**WHAT IS NEEDED:** Rewrite every entry below, replacing "city-time" with "local-time" and keeping everything else the same. Leave the pictures out of the output.

**STORED RECORDS:**
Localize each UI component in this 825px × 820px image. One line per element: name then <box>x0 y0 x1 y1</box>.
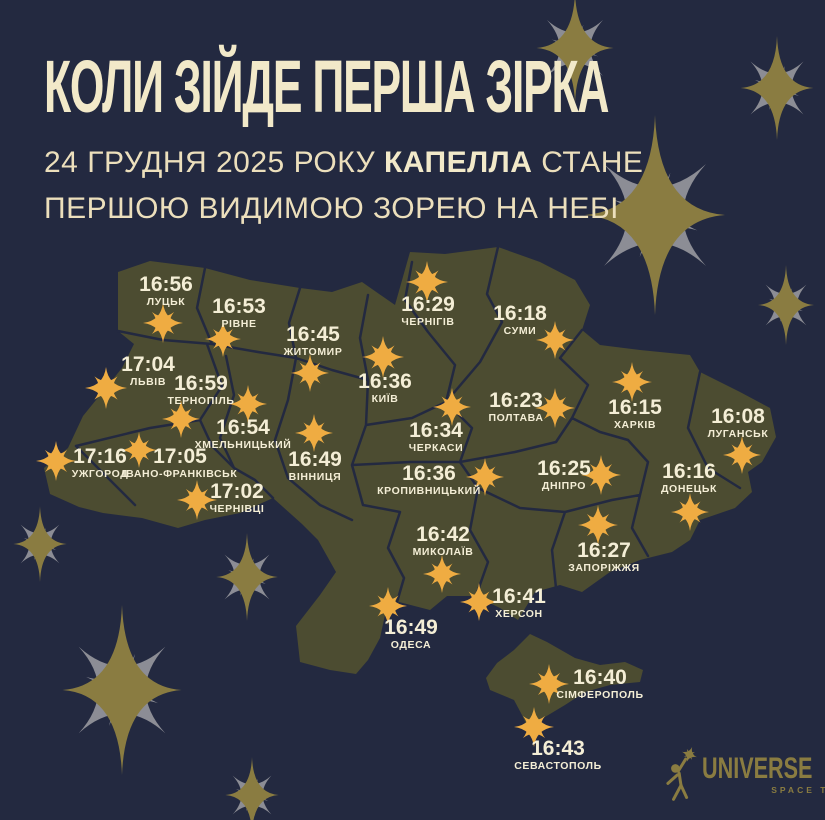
city-label-khmelnytskyi: 16:54 ХМЕЛЬНИЦЬКИЙ <box>194 416 292 452</box>
city-name: ІВАНО-ФРАНКІВСЬК <box>122 468 238 480</box>
city-label-kharkiv: 16:15 ХАРКІВ <box>608 396 662 432</box>
city-label-simferopol: 16:40 СІМФЕРОПОЛЬ <box>556 666 644 702</box>
city-time: 17:16 <box>73 445 127 468</box>
city-name: СІМФЕРОПОЛЬ <box>556 689 644 701</box>
city-time: 16:56 <box>139 273 193 296</box>
city-name: ЗАПОРІЖЖЯ <box>568 562 640 574</box>
city-label-zaporizhzhia: 16:27 ЗАПОРІЖЖЯ <box>568 539 640 575</box>
subtitle: 24 ГРУДНЯ 2025 РОКУ КАПЕЛЛА СТАНЕ ПЕРШОЮ… <box>44 140 643 232</box>
city-time: 16:27 <box>577 539 631 562</box>
city-name: ОДЕСА <box>390 639 432 651</box>
city-label-vinnytsia: 16:49 ВІННИЦЯ <box>288 448 342 484</box>
city-name: ЧЕРНІГІВ <box>401 316 455 328</box>
logo: UNIVERSE SPACE TECH <box>660 746 825 804</box>
city-time: 16:34 <box>409 419 463 442</box>
city-label-dnipro: 16:25 ДНІПРО <box>537 457 591 493</box>
city-name: ПОЛТАВА <box>488 412 544 424</box>
subtitle-line-1: 24 ГРУДНЯ 2025 РОКУ КАПЕЛЛА СТАНЕ <box>44 140 643 186</box>
city-name: УЖГОРОД <box>71 468 129 480</box>
city-label-kropyvnytskyi: 16:36 КРОПИВНИЦЬКИЙ <box>377 462 481 498</box>
city-time: 16:49 <box>288 448 342 471</box>
logo-figure-icon <box>666 746 700 801</box>
city-time: 16:43 <box>531 737 585 760</box>
city-label-chernihiv: 16:29 ЧЕРНІГІВ <box>401 293 455 329</box>
city-time: 16:25 <box>537 457 591 480</box>
city-star-icon-mykolaiv <box>421 553 463 595</box>
subtitle-line-2: ПЕРШОЮ ВИДИМОЮ ЗОРЕЮ НА НЕБІ <box>44 192 619 225</box>
city-label-cherkasy: 16:34 ЧЕРКАСИ <box>408 419 464 455</box>
city-time: 16:16 <box>662 460 716 483</box>
city-label-rivne: 16:53 РІВНЕ <box>212 295 266 331</box>
city-label-luhansk: 16:08 ЛУГАНСЬК <box>707 405 769 441</box>
page-title: КОЛИ ЗІЙДЕ ПЕРША ЗІРКА <box>44 45 609 128</box>
city-label-ternopil: 16:59 ТЕРНОПІЛЬ <box>167 372 235 408</box>
city-name: КРОПИВНИЦЬКИЙ <box>377 485 481 497</box>
city-label-zhytomyr: 16:45 ЖИТОМИР <box>283 323 343 359</box>
city-time: 16:08 <box>711 405 765 428</box>
city-name: ЛЬВІВ <box>130 376 166 388</box>
city-name: ЖИТОМИР <box>283 346 343 358</box>
subtitle-highlight-capella: КАПЕЛЛА <box>383 146 533 179</box>
city-name: ДОНЕЦЬК <box>660 483 718 495</box>
city-time: 16:23 <box>489 389 543 412</box>
city-label-poltava: 16:23 ПОЛТАВА <box>488 389 544 425</box>
city-name: ЛУГАНСЬК <box>707 428 769 440</box>
city-time: 16:49 <box>384 616 438 639</box>
city-label-donetsk: 16:16 ДОНЕЦЬК <box>660 460 718 496</box>
city-star-icon-luhansk <box>721 434 763 476</box>
city-name: ДНІПРО <box>541 480 587 492</box>
city-name: МИКОЛАЇВ <box>412 546 474 558</box>
city-star-icon-zhytomyr <box>289 352 331 394</box>
city-name: ХАРКІВ <box>613 419 657 431</box>
city-label-lutsk: 16:56 ЛУЦЬК <box>139 273 193 309</box>
city-name: ТЕРНОПІЛЬ <box>167 395 235 407</box>
city-time: 16:53 <box>212 295 266 318</box>
city-name: ВІННИЦЯ <box>288 471 342 483</box>
city-name: ЧЕРНІВЦІ <box>209 503 265 515</box>
city-name: ЧЕРКАСИ <box>408 442 464 454</box>
city-label-chernivtsi: 17:02 ЧЕРНІВЦІ <box>209 480 265 516</box>
city-label-ivano-frankivsk: 17:05 ІВАНО-ФРАНКІВСЬК <box>122 445 238 481</box>
city-label-kyiv: 16:36 КИЇВ <box>358 370 412 406</box>
subtitle-text: СТАНЕ <box>532 146 644 179</box>
city-name: ХЕРСОН <box>495 608 543 620</box>
city-time: 16:45 <box>286 323 340 346</box>
city-name: РІВНЕ <box>221 318 257 330</box>
city-time: 17:05 <box>153 445 207 468</box>
city-name: СУМИ <box>503 325 537 337</box>
city-time: 17:02 <box>210 480 264 503</box>
city-time: 16:42 <box>416 523 470 546</box>
city-time: 16:41 <box>492 585 546 608</box>
city-time: 16:36 <box>402 462 456 485</box>
city-time: 16:36 <box>358 370 412 393</box>
city-label-sumy: 16:18 СУМИ <box>493 302 547 338</box>
city-time: 16:15 <box>608 396 662 419</box>
city-time: 16:59 <box>174 372 228 395</box>
city-name: ХМЕЛЬНИЦЬКИЙ <box>194 439 292 451</box>
city-label-uzhhorod: 17:16 УЖГОРОД <box>71 445 129 481</box>
ukraine-mainland <box>44 247 776 674</box>
city-label-odesa: 16:49 ОДЕСА <box>384 616 438 652</box>
city-name: СЕВАСТОПОЛЬ <box>514 760 602 772</box>
crimea <box>486 634 643 736</box>
city-time: 17:04 <box>121 353 175 376</box>
city-label-sevastopol: 16:43 СЕВАСТОПОЛЬ <box>514 737 602 773</box>
city-label-mykolaiv: 16:42 МИКОЛАЇВ <box>412 523 474 559</box>
city-star-icon-donetsk <box>669 491 711 533</box>
city-label-kherson: 16:41 ХЕРСОН <box>492 585 546 621</box>
city-name: ЛУЦЬК <box>146 296 186 308</box>
city-name: КИЇВ <box>371 393 399 405</box>
city-label-lviv: 17:04 ЛЬВІВ <box>121 353 175 389</box>
oblast-borders <box>74 245 742 604</box>
city-time: 16:40 <box>573 666 627 689</box>
city-time: 16:29 <box>401 293 455 316</box>
logo-brand: UNIVERSE <box>702 752 813 785</box>
city-time: 16:18 <box>493 302 547 325</box>
city-time: 16:54 <box>216 416 270 439</box>
logo-tagline: SPACE TECH <box>771 785 825 795</box>
subtitle-text: 24 ГРУДНЯ 2025 РОКУ <box>44 146 384 179</box>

**RIGHT ANSWER:**
Localize each UI component in this 825px × 820px image. One line per element: name then <box>x0 y0 x1 y1</box>.
city-label-khmelnytskyi: 16:54 ХМЕЛЬНИЦЬКИЙ <box>194 416 292 452</box>
city-name: ІВАНО-ФРАНКІВСЬК <box>122 468 238 480</box>
city-label-kharkiv: 16:15 ХАРКІВ <box>608 396 662 432</box>
city-label-simferopol: 16:40 СІМФЕРОПОЛЬ <box>556 666 644 702</box>
local-time: 17:16 <box>73 445 127 468</box>
city-name: СІМФЕРОПОЛЬ <box>556 689 644 701</box>
local-time: 16:56 <box>139 273 193 296</box>
city-name: ЗАПОРІЖЖЯ <box>568 562 640 574</box>
city-label-zaporizhzhia: 16:27 ЗАПОРІЖЖЯ <box>568 539 640 575</box>
subtitle: 24 ГРУДНЯ 2025 РОКУ КАПЕЛЛА СТАНЕ ПЕРШОЮ… <box>44 140 643 232</box>
local-time: 16:27 <box>577 539 631 562</box>
city-name: ОДЕСА <box>390 639 432 651</box>
city-label-vinnytsia: 16:49 ВІННИЦЯ <box>288 448 342 484</box>
city-name: ЧЕРНІГІВ <box>401 316 455 328</box>
logo: UNIVERSE SPACE TECH <box>660 746 825 804</box>
local-time: 16:34 <box>409 419 463 442</box>
city-label-dnipro: 16:25 ДНІПРО <box>537 457 591 493</box>
city-name: ПОЛТАВА <box>488 412 544 424</box>
subtitle-line-1: 24 ГРУДНЯ 2025 РОКУ КАПЕЛЛА СТАНЕ <box>44 140 643 186</box>
city-name: УЖГОРОД <box>71 468 129 480</box>
city-label-kropyvnytskyi: 16:36 КРОПИВНИЦЬКИЙ <box>377 462 481 498</box>
local-time: 16:49 <box>288 448 342 471</box>
logo-figure-icon <box>666 746 700 801</box>
local-time: 16:43 <box>531 737 585 760</box>
city-label-chernihiv: 16:29 ЧЕРНІГІВ <box>401 293 455 329</box>
local-time: 16:25 <box>537 457 591 480</box>
city-star-icon-mykolaiv <box>421 553 463 595</box>
subtitle-line-2: ПЕРШОЮ ВИДИМОЮ ЗОРЕЮ НА НЕБІ <box>44 192 619 225</box>
city-label-cherkasy: 16:34 ЧЕРКАСИ <box>408 419 464 455</box>
local-time: 16:16 <box>662 460 716 483</box>
city-label-rivne: 16:53 РІВНЕ <box>212 295 266 331</box>
city-label-luhansk: 16:08 ЛУГАНСЬК <box>707 405 769 441</box>
page-title: КОЛИ ЗІЙДЕ ПЕРША ЗІРКА <box>44 45 609 128</box>
city-label-ternopil: 16:59 ТЕРНОПІЛЬ <box>167 372 235 408</box>
city-name: КРОПИВНИЦЬКИЙ <box>377 485 481 497</box>
city-label-zhytomyr: 16:45 ЖИТОМИР <box>283 323 343 359</box>
local-time: 16:08 <box>711 405 765 428</box>
city-name: ЛЬВІВ <box>130 376 166 388</box>
city-name: ЖИТОМИР <box>283 346 343 358</box>
subtitle-highlight-capella: КАПЕЛЛА <box>383 146 533 179</box>
city-name: ДОНЕЦЬК <box>660 483 718 495</box>
local-time: 16:23 <box>489 389 543 412</box>
city-label-poltava: 16:23 ПОЛТАВА <box>488 389 544 425</box>
city-name: ЛУГАНСЬК <box>707 428 769 440</box>
local-time: 16:49 <box>384 616 438 639</box>
city-label-donetsk: 16:16 ДОНЕЦЬК <box>660 460 718 496</box>
city-star-icon-luhansk <box>721 434 763 476</box>
city-name: ДНІПРО <box>541 480 587 492</box>
city-name: МИКОЛАЇВ <box>412 546 474 558</box>
city-star-icon-zhytomyr <box>289 352 331 394</box>
city-name: ХАРКІВ <box>613 419 657 431</box>
city-label-lutsk: 16:56 ЛУЦЬК <box>139 273 193 309</box>
city-name: ТЕРНОПІЛЬ <box>167 395 235 407</box>
local-time: 16:53 <box>212 295 266 318</box>
city-name: ВІННИЦЯ <box>288 471 342 483</box>
city-name: ЧЕРНІВЦІ <box>209 503 265 515</box>
city-name: ЧЕРКАСИ <box>408 442 464 454</box>
city-label-chernivtsi: 17:02 ЧЕРНІВЦІ <box>209 480 265 516</box>
city-label-ivano-frankivsk: 17:05 ІВАНО-ФРАНКІВСЬК <box>122 445 238 481</box>
city-label-kyiv: 16:36 КИЇВ <box>358 370 412 406</box>
subtitle-text: СТАНЕ <box>532 146 644 179</box>
city-name: ХЕРСОН <box>495 608 543 620</box>
local-time: 16:45 <box>286 323 340 346</box>
city-name: РІВНЕ <box>221 318 257 330</box>
local-time: 17:05 <box>153 445 207 468</box>
city-name: СУМИ <box>503 325 537 337</box>
local-time: 17:02 <box>210 480 264 503</box>
local-time: 16:42 <box>416 523 470 546</box>
local-time: 16:41 <box>492 585 546 608</box>
local-time: 16:36 <box>402 462 456 485</box>
local-time: 16:36 <box>358 370 412 393</box>
city-label-sumy: 16:18 СУМИ <box>493 302 547 338</box>
local-time: 16:15 <box>608 396 662 419</box>
local-time: 16:59 <box>174 372 228 395</box>
city-name: ХМЕЛЬНИЦЬКИЙ <box>194 439 292 451</box>
city-label-uzhhorod: 17:16 УЖГОРОД <box>71 445 129 481</box>
ukraine-mainland <box>44 247 776 674</box>
city-label-odesa: 16:49 ОДЕСА <box>384 616 438 652</box>
city-name: СЕВАСТОПОЛЬ <box>514 760 602 772</box>
crimea <box>486 634 643 736</box>
local-time: 17:04 <box>121 353 175 376</box>
city-label-sevastopol: 16:43 СЕВАСТОПОЛЬ <box>514 737 602 773</box>
city-label-mykolaiv: 16:42 МИКОЛАЇВ <box>412 523 474 559</box>
city-star-icon-donetsk <box>669 491 711 533</box>
city-label-kherson: 16:41 ХЕРСОН <box>492 585 546 621</box>
city-name: ЛУЦЬК <box>146 296 186 308</box>
city-name: КИЇВ <box>371 393 399 405</box>
city-label-lviv: 17:04 ЛЬВІВ <box>121 353 175 389</box>
oblast-borders <box>74 245 742 604</box>
local-time: 16:40 <box>573 666 627 689</box>
local-time: 16:29 <box>401 293 455 316</box>
logo-brand: UNIVERSE <box>702 752 813 785</box>
local-time: 16:18 <box>493 302 547 325</box>
local-time: 16:54 <box>216 416 270 439</box>
logo-tagline: SPACE TECH <box>771 785 825 795</box>
subtitle-text: 24 ГРУДНЯ 2025 РОКУ <box>44 146 384 179</box>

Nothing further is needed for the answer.